Stored entries
=-=-=
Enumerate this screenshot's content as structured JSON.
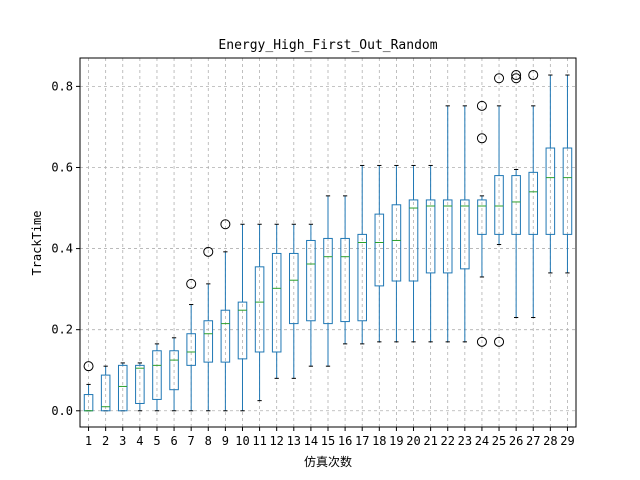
{
  "chart_data": {
    "type": "box",
    "title": "Energy_High_First_Out_Random",
    "xlabel": "仿真次数",
    "ylabel": "TrackTime",
    "ylim": [
      -0.04,
      0.87
    ],
    "yticks": [
      0.0,
      0.2,
      0.4,
      0.6,
      0.8
    ],
    "ytick_labels": [
      "0.0",
      "0.2",
      "0.4",
      "0.6",
      "0.8"
    ],
    "grid": true,
    "box_color": "#1f77b4",
    "median_color": "#2ca02c",
    "grid_color": "#b0b0b0",
    "categories": [
      "1",
      "2",
      "3",
      "4",
      "5",
      "6",
      "7",
      "8",
      "9",
      "10",
      "11",
      "12",
      "13",
      "14",
      "15",
      "16",
      "17",
      "18",
      "19",
      "20",
      "21",
      "22",
      "23",
      "24",
      "25",
      "26",
      "27",
      "28",
      "29"
    ],
    "boxes": [
      {
        "whislo": 0.0,
        "q1": 0.0,
        "med": 0.0,
        "q3": 0.04,
        "whishi": 0.065,
        "fliers": [
          0.11
        ]
      },
      {
        "whislo": 0.0,
        "q1": 0.0,
        "med": 0.01,
        "q3": 0.088,
        "whishi": 0.11,
        "fliers": []
      },
      {
        "whislo": 0.0,
        "q1": 0.0,
        "med": 0.06,
        "q3": 0.112,
        "whishi": 0.118,
        "fliers": []
      },
      {
        "whislo": 0.0,
        "q1": 0.018,
        "med": 0.105,
        "q3": 0.112,
        "whishi": 0.118,
        "fliers": []
      },
      {
        "whislo": 0.0,
        "q1": 0.028,
        "med": 0.112,
        "q3": 0.148,
        "whishi": 0.165,
        "fliers": []
      },
      {
        "whislo": 0.0,
        "q1": 0.052,
        "med": 0.125,
        "q3": 0.148,
        "whishi": 0.18,
        "fliers": []
      },
      {
        "whislo": 0.0,
        "q1": 0.112,
        "med": 0.145,
        "q3": 0.19,
        "whishi": 0.262,
        "fliers": [
          0.313
        ]
      },
      {
        "whislo": 0.0,
        "q1": 0.12,
        "med": 0.19,
        "q3": 0.222,
        "whishi": 0.313,
        "fliers": [
          0.392
        ]
      },
      {
        "whislo": 0.0,
        "q1": 0.12,
        "med": 0.215,
        "q3": 0.248,
        "whishi": 0.392,
        "fliers": [
          0.46
        ]
      },
      {
        "whislo": 0.0,
        "q1": 0.128,
        "med": 0.248,
        "q3": 0.268,
        "whishi": 0.46,
        "fliers": []
      },
      {
        "whislo": 0.025,
        "q1": 0.145,
        "med": 0.268,
        "q3": 0.355,
        "whishi": 0.46,
        "fliers": []
      },
      {
        "whislo": 0.08,
        "q1": 0.145,
        "med": 0.302,
        "q3": 0.388,
        "whishi": 0.46,
        "fliers": []
      },
      {
        "whislo": 0.08,
        "q1": 0.215,
        "med": 0.322,
        "q3": 0.388,
        "whishi": 0.46,
        "fliers": []
      },
      {
        "whislo": 0.11,
        "q1": 0.222,
        "med": 0.362,
        "q3": 0.42,
        "whishi": 0.46,
        "fliers": []
      },
      {
        "whislo": 0.11,
        "q1": 0.215,
        "med": 0.38,
        "q3": 0.425,
        "whishi": 0.53,
        "fliers": []
      },
      {
        "whislo": 0.165,
        "q1": 0.22,
        "med": 0.38,
        "q3": 0.425,
        "whishi": 0.53,
        "fliers": []
      },
      {
        "whislo": 0.165,
        "q1": 0.222,
        "med": 0.415,
        "q3": 0.435,
        "whishi": 0.605,
        "fliers": []
      },
      {
        "whislo": 0.17,
        "q1": 0.308,
        "med": 0.415,
        "q3": 0.485,
        "whishi": 0.605,
        "fliers": []
      },
      {
        "whislo": 0.17,
        "q1": 0.32,
        "med": 0.42,
        "q3": 0.508,
        "whishi": 0.605,
        "fliers": []
      },
      {
        "whislo": 0.17,
        "q1": 0.32,
        "med": 0.5,
        "q3": 0.52,
        "whishi": 0.605,
        "fliers": []
      },
      {
        "whislo": 0.17,
        "q1": 0.34,
        "med": 0.505,
        "q3": 0.52,
        "whishi": 0.605,
        "fliers": []
      },
      {
        "whislo": 0.17,
        "q1": 0.34,
        "med": 0.505,
        "q3": 0.52,
        "whishi": 0.752,
        "fliers": []
      },
      {
        "whislo": 0.17,
        "q1": 0.35,
        "med": 0.505,
        "q3": 0.52,
        "whishi": 0.752,
        "fliers": []
      },
      {
        "whislo": 0.33,
        "q1": 0.435,
        "med": 0.505,
        "q3": 0.52,
        "whishi": 0.53,
        "fliers": [
          0.17,
          0.672,
          0.752
        ]
      },
      {
        "whislo": 0.41,
        "q1": 0.435,
        "med": 0.505,
        "q3": 0.58,
        "whishi": 0.752,
        "fliers": [
          0.17,
          0.82
        ]
      },
      {
        "whislo": 0.23,
        "q1": 0.435,
        "med": 0.515,
        "q3": 0.58,
        "whishi": 0.595,
        "fliers": [
          0.82,
          0.828
        ]
      },
      {
        "whislo": 0.23,
        "q1": 0.435,
        "med": 0.54,
        "q3": 0.588,
        "whishi": 0.752,
        "fliers": [
          0.828
        ]
      },
      {
        "whislo": 0.34,
        "q1": 0.435,
        "med": 0.575,
        "q3": 0.648,
        "whishi": 0.828,
        "fliers": []
      },
      {
        "whislo": 0.34,
        "q1": 0.435,
        "med": 0.575,
        "q3": 0.648,
        "whishi": 0.828,
        "fliers": []
      }
    ]
  }
}
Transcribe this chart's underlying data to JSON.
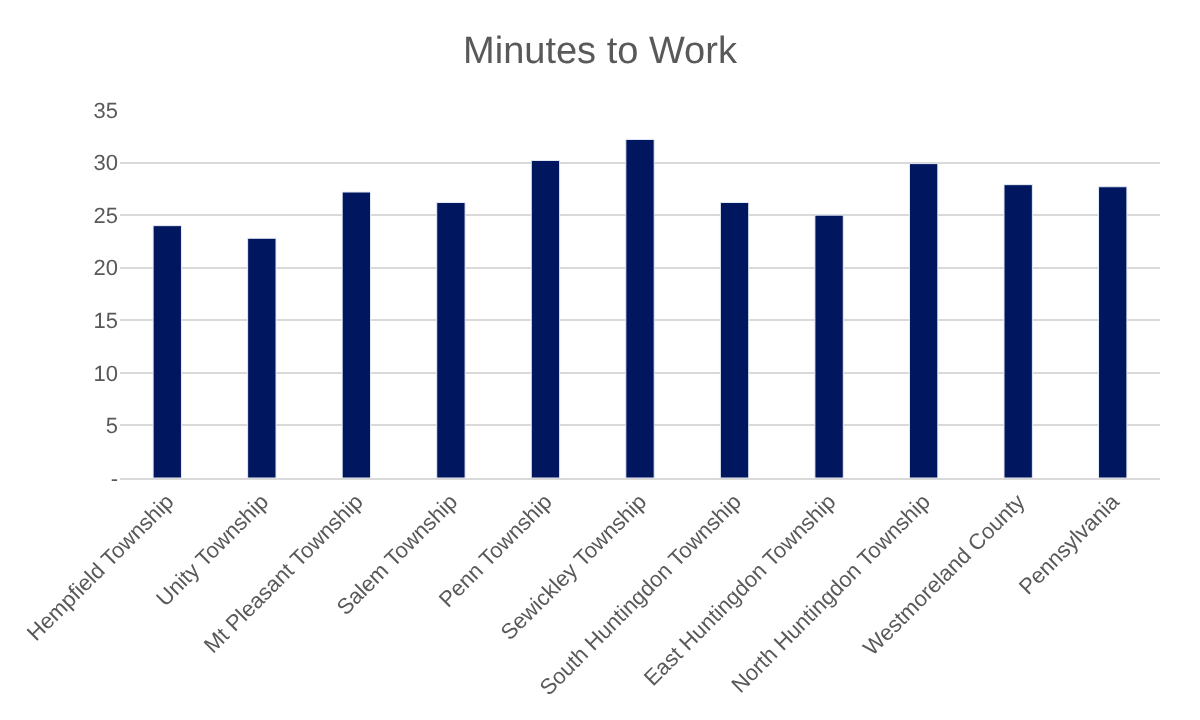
{
  "chart_data": {
    "type": "bar",
    "title": "Minutes to Work",
    "categories": [
      "Hempfield Township",
      "Unity Township",
      "Mt Pleasant Township",
      "Salem Township",
      "Penn Township",
      "Sewickley Township",
      "South Huntingdon Township",
      "East Huntingdon Township",
      "North Huntingdon Township",
      "Westmoreland County",
      "Pennsylvania"
    ],
    "values": [
      24.0,
      22.8,
      27.2,
      26.2,
      30.2,
      32.2,
      26.2,
      25.0,
      29.9,
      27.9,
      27.7
    ],
    "color": "#001760",
    "ylim": [
      0,
      35
    ],
    "yticks": [
      {
        "value": 0,
        "label": "-"
      },
      5,
      10,
      15,
      20,
      25,
      30,
      35
    ],
    "grid": "y"
  }
}
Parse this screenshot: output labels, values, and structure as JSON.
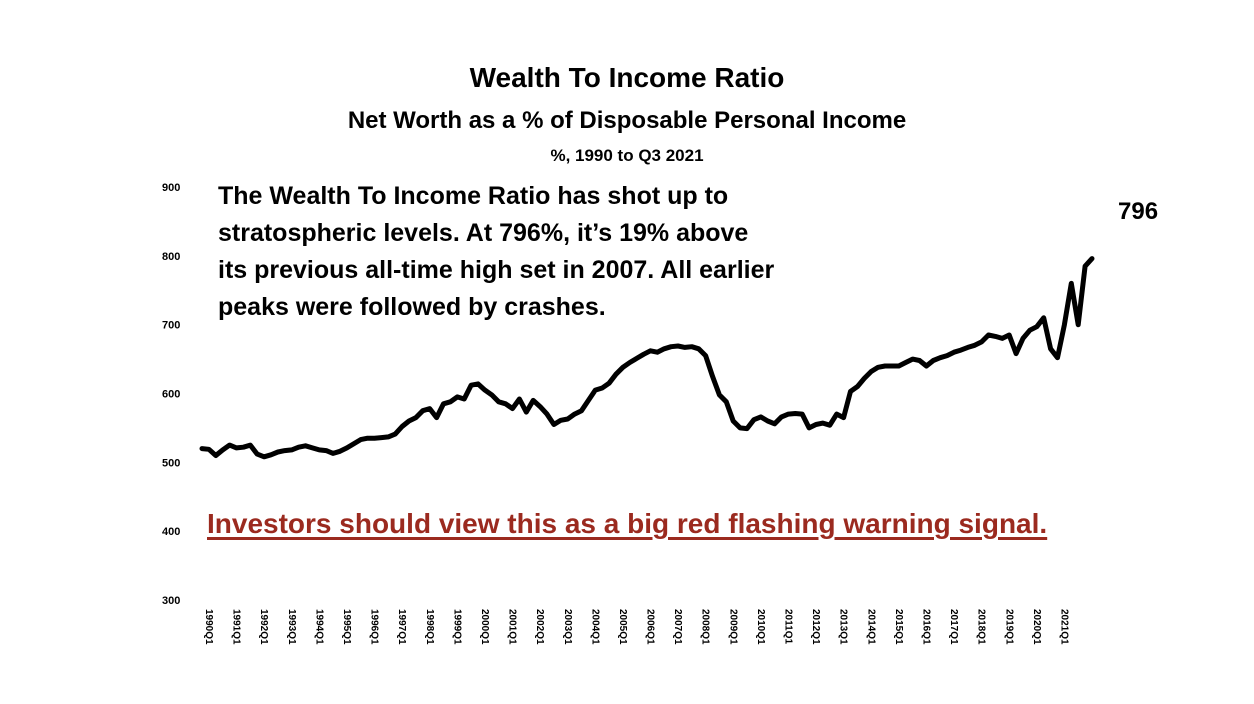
{
  "header": {
    "title": "Wealth To Income Ratio",
    "subtitle": "Net Worth as a % of Disposable Personal Income",
    "units": "%, 1990 to Q3 2021"
  },
  "annotations": {
    "callout": "The Wealth To Income Ratio has shot up to stratospheric levels.  At 796%, it’s 19% above its previous all-time high set in 2007.  All earlier peaks were followed by crashes.",
    "last_value_label": "796",
    "warning": "Investors should view this as a big red flashing warning signal.",
    "warning_color": "#9b2a1f"
  },
  "chart_data": {
    "type": "line",
    "title": "Wealth To Income Ratio",
    "subtitle": "Net Worth as a % of Disposable Personal Income",
    "units": "%, 1990 to Q3 2021",
    "xlabel": "",
    "ylabel": "",
    "ylim": [
      300,
      900
    ],
    "yticks": [
      300,
      400,
      500,
      600,
      700,
      800,
      900
    ],
    "grid": false,
    "legend": "none",
    "line_color": "#000000",
    "x_tick_labels": [
      "1990Q1",
      "1991Q1",
      "1992Q1",
      "1993Q1",
      "1994Q1",
      "1995Q1",
      "1996Q1",
      "1997Q1",
      "1998Q1",
      "1999Q1",
      "2000Q1",
      "2001Q1",
      "2002Q1",
      "2003Q1",
      "2004Q1",
      "2005Q1",
      "2006Q1",
      "2007Q1",
      "2008Q1",
      "2009Q1",
      "2010Q1",
      "2011Q1",
      "2012Q1",
      "2013Q1",
      "2014Q1",
      "2015Q1",
      "2016Q1",
      "2017Q1",
      "2018Q1",
      "2019Q1",
      "2020Q1",
      "2021Q1"
    ],
    "series": [
      {
        "values": [
          520,
          519,
          510,
          518,
          525,
          521,
          522,
          525,
          512,
          508,
          511,
          515,
          517,
          518,
          522,
          524,
          521,
          518,
          517,
          513,
          516,
          521,
          527,
          533,
          535,
          535,
          536,
          537,
          541,
          552,
          560,
          565,
          575,
          578,
          565,
          585,
          588,
          595,
          592,
          612,
          614,
          605,
          598,
          588,
          585,
          578,
          592,
          573,
          590,
          581,
          570,
          555,
          561,
          563,
          570,
          575,
          590,
          605,
          608,
          615,
          628,
          638,
          645,
          651,
          657,
          662,
          660,
          665,
          668,
          669,
          667,
          668,
          665,
          655,
          625,
          598,
          588,
          560,
          550,
          549,
          562,
          566,
          560,
          556,
          566,
          570,
          571,
          570,
          550,
          555,
          557,
          554,
          570,
          565,
          603,
          610,
          622,
          632,
          638,
          640,
          640,
          640,
          645,
          650,
          648,
          640,
          648,
          652,
          655,
          660,
          663,
          667,
          670,
          675,
          685,
          683,
          680,
          685,
          658,
          680,
          692,
          697,
          710,
          665,
          652,
          700,
          760,
          700,
          785,
          796
        ]
      }
    ]
  }
}
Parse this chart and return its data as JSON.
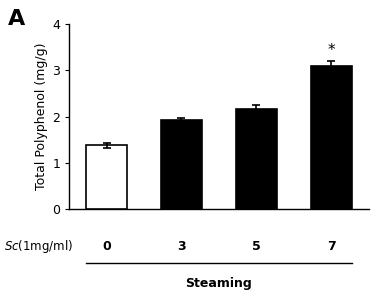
{
  "categories": [
    "0",
    "3",
    "5",
    "7"
  ],
  "values": [
    1.38,
    1.93,
    2.17,
    3.09
  ],
  "errors": [
    0.06,
    0.05,
    0.07,
    0.1
  ],
  "bar_colors": [
    "#ffffff",
    "#000000",
    "#000000",
    "#000000"
  ],
  "bar_edgecolors": [
    "#000000",
    "#000000",
    "#000000",
    "#000000"
  ],
  "ylabel": "Total Polyphenol (mg/g)",
  "sc_label": "$\\it{Sc}$(1mg/ml)",
  "steaming_label": "Steaming",
  "panel_label": "A",
  "ylim": [
    0,
    4
  ],
  "yticks": [
    0,
    1,
    2,
    3,
    4
  ],
  "significance": [
    false,
    false,
    false,
    true
  ],
  "sig_symbol": "*",
  "background_color": "#ffffff",
  "bar_width": 0.55,
  "capsize": 3
}
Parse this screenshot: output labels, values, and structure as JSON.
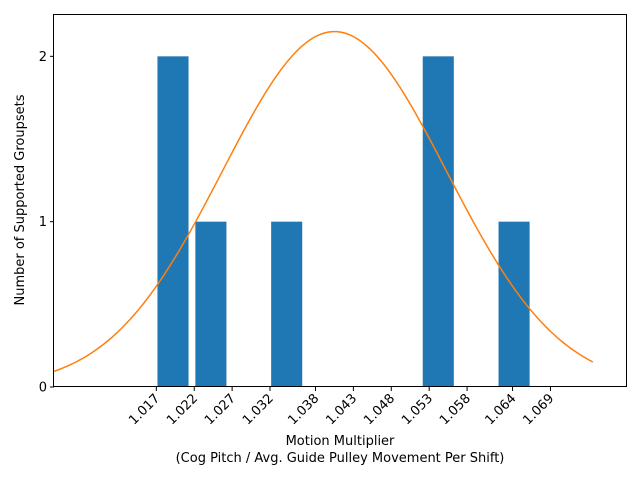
{
  "chart_data": {
    "type": "bar",
    "xlabel_line1": "Motion Multiplier",
    "xlabel_line2": "(Cog Pitch / Avg. Guide Pulley Movement Per Shift)",
    "ylabel": "Number of Supported Groupsets",
    "x_tick_labels": [
      "1.017",
      "1.022",
      "1.027",
      "1.032",
      "1.038",
      "1.043",
      "1.048",
      "1.053",
      "1.058",
      "1.064",
      "1.069"
    ],
    "x_ticks": [
      1.017,
      1.022,
      1.027,
      1.032,
      1.038,
      1.043,
      1.048,
      1.053,
      1.058,
      1.064,
      1.069
    ],
    "xlim": [
      1.0035,
      1.0791
    ],
    "y_ticks": [
      0,
      1,
      2
    ],
    "ylim": [
      0,
      2.25
    ],
    "bars": [
      {
        "x": 1.0192,
        "value": 2
      },
      {
        "x": 1.0242,
        "value": 1
      },
      {
        "x": 1.0342,
        "value": 1
      },
      {
        "x": 1.0542,
        "value": 2
      },
      {
        "x": 1.0642,
        "value": 1
      }
    ],
    "bar_width": 0.0041,
    "bar_color": "#1f77b4",
    "curve": {
      "color": "#ff7f0e",
      "mean": 1.0405,
      "sd": 0.0148,
      "peak": 2.15,
      "x_range": [
        1.0035,
        1.0746
      ]
    },
    "grid": false,
    "legend": "none"
  }
}
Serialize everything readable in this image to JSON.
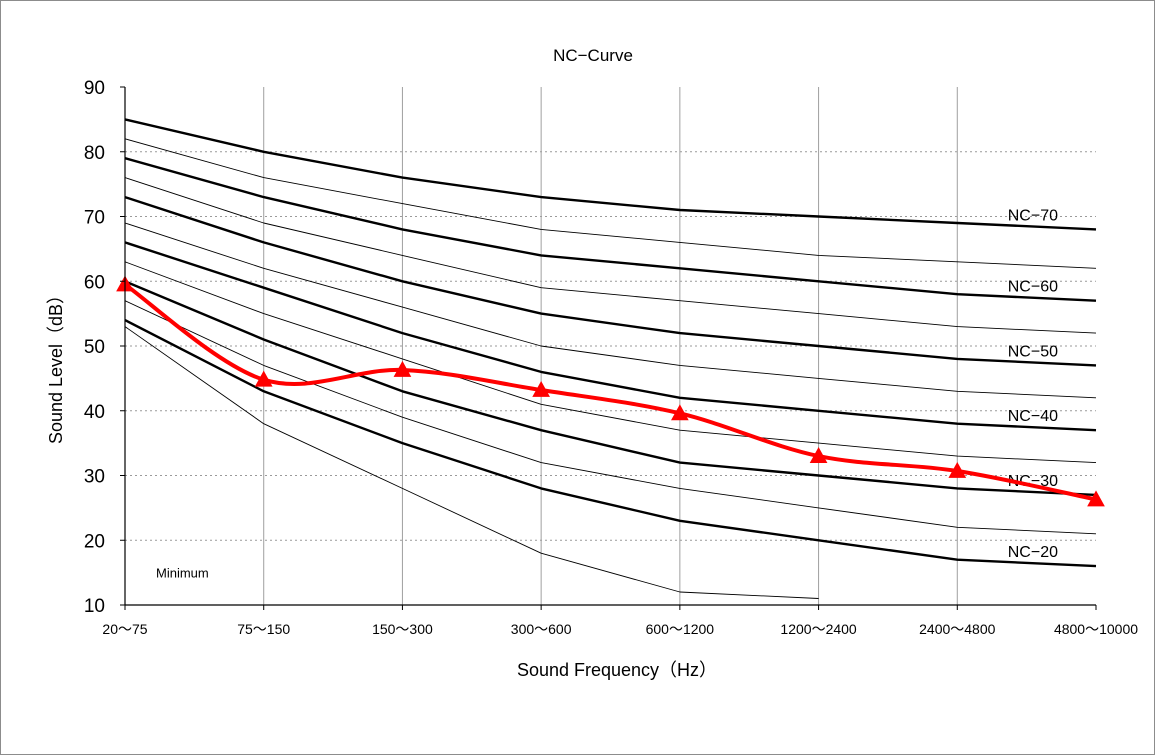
{
  "chart_data": {
    "type": "line",
    "title": "NC−Curve",
    "xlabel": "Sound Frequency（Hz）",
    "ylabel": "Sound Level（dB）",
    "categories": [
      "20～75",
      "75～150",
      "150～300",
      "300～600",
      "600～1200",
      "1200～2400",
      "2400～4800",
      "4800～10000"
    ],
    "y_ticks": [
      "10",
      "20",
      "30",
      "40",
      "50",
      "60",
      "70",
      "80",
      "90"
    ],
    "ylim": [
      10,
      90
    ],
    "grid": "vertical lines at each band, dotted horizontal lines at each tick",
    "annotations": [
      "Minimum"
    ],
    "nc_reference_curves": [
      {
        "name": "NC-70",
        "label": "NC−70",
        "bold": true,
        "values": [
          85,
          80,
          76,
          73,
          71,
          70,
          69,
          68
        ]
      },
      {
        "name": "NC-65",
        "bold": false,
        "values": [
          82,
          76,
          72,
          68,
          66,
          64,
          63,
          62
        ]
      },
      {
        "name": "NC-60",
        "label": "NC−60",
        "bold": true,
        "values": [
          79,
          73,
          68,
          64,
          62,
          60,
          58,
          57
        ]
      },
      {
        "name": "NC-55",
        "bold": false,
        "values": [
          76,
          69,
          64,
          59,
          57,
          55,
          53,
          52
        ]
      },
      {
        "name": "NC-50",
        "label": "NC−50",
        "bold": true,
        "values": [
          73,
          66,
          60,
          55,
          52,
          50,
          48,
          47
        ]
      },
      {
        "name": "NC-45",
        "bold": false,
        "values": [
          69,
          62,
          56,
          50,
          47,
          45,
          43,
          42
        ]
      },
      {
        "name": "NC-40",
        "label": "NC−40",
        "bold": true,
        "values": [
          66,
          59,
          52,
          46,
          42,
          40,
          38,
          37
        ]
      },
      {
        "name": "NC-35",
        "bold": false,
        "values": [
          63,
          55,
          48,
          41,
          37,
          35,
          33,
          32
        ]
      },
      {
        "name": "NC-30",
        "label": "NC−30",
        "bold": true,
        "values": [
          60,
          51,
          43,
          37,
          32,
          30,
          28,
          27
        ]
      },
      {
        "name": "NC-25",
        "bold": false,
        "values": [
          57,
          47,
          39,
          32,
          28,
          25,
          22,
          21
        ]
      },
      {
        "name": "NC-20",
        "label": "NC−20",
        "bold": true,
        "values": [
          54,
          43,
          35,
          28,
          23,
          20,
          17,
          16
        ]
      },
      {
        "name": "Minimum",
        "bold": false,
        "values": [
          53,
          38,
          28,
          18,
          12,
          11,
          null,
          null
        ]
      }
    ],
    "series": [
      {
        "values": [
          59.5,
          44.8,
          46.3,
          43.2,
          39.6,
          33.0,
          30.7,
          26.3
        ],
        "color": "#ff0000",
        "marker": "triangle"
      }
    ]
  }
}
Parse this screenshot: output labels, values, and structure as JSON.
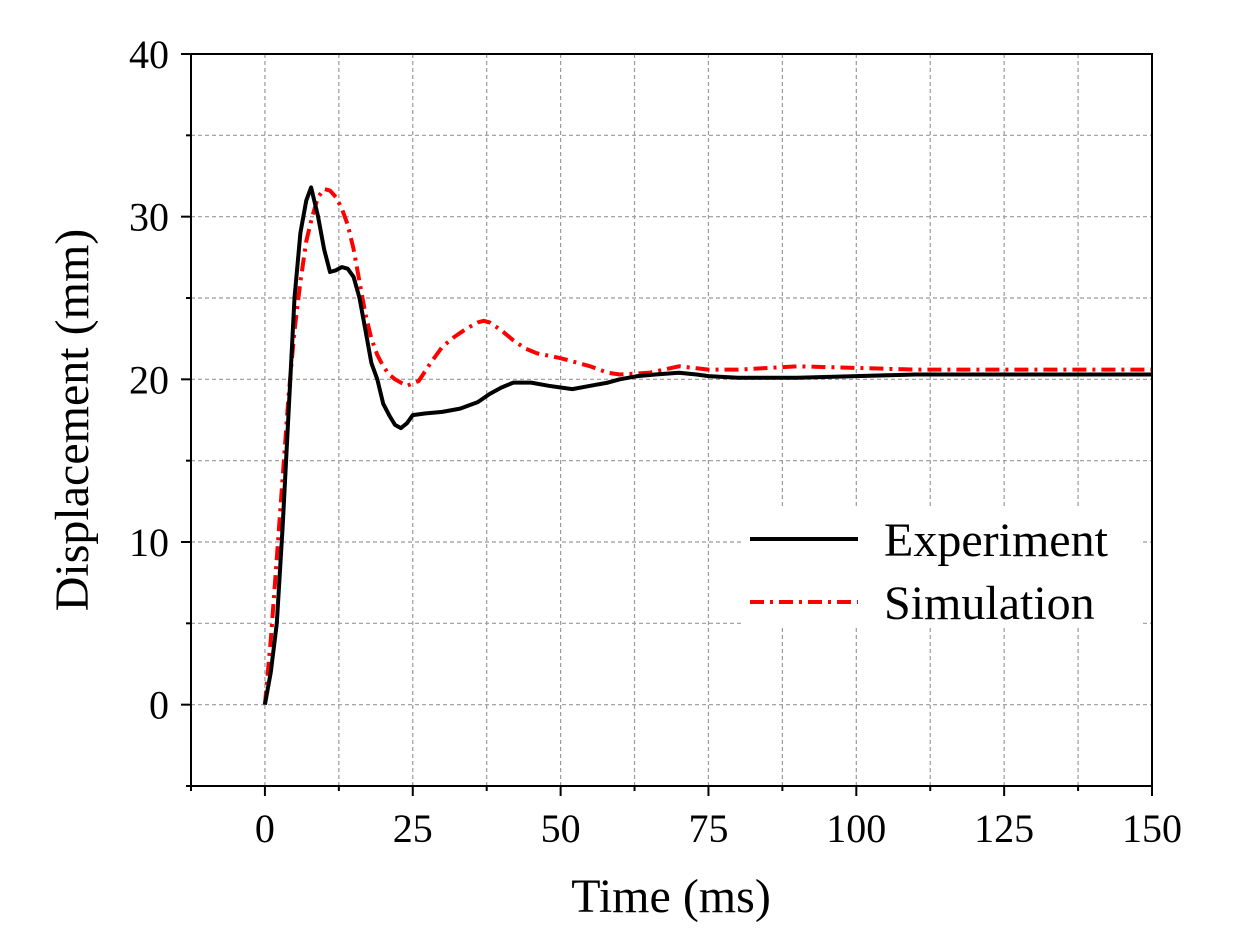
=-=-=
#### STATED GOAL
Locate the word "Township" in the records and collect each line it appears in.

#### RESPONSE TO THIS TASK
      "Hempfield Township",
      "Unity Township",
      "Mt Pleasant Township",
      "Salem Township",
      "Penn Township",
      "Sewickley Township",
      "South Huntingdon Township",
      "East Huntingdon Township",
      "North Huntingdon Township",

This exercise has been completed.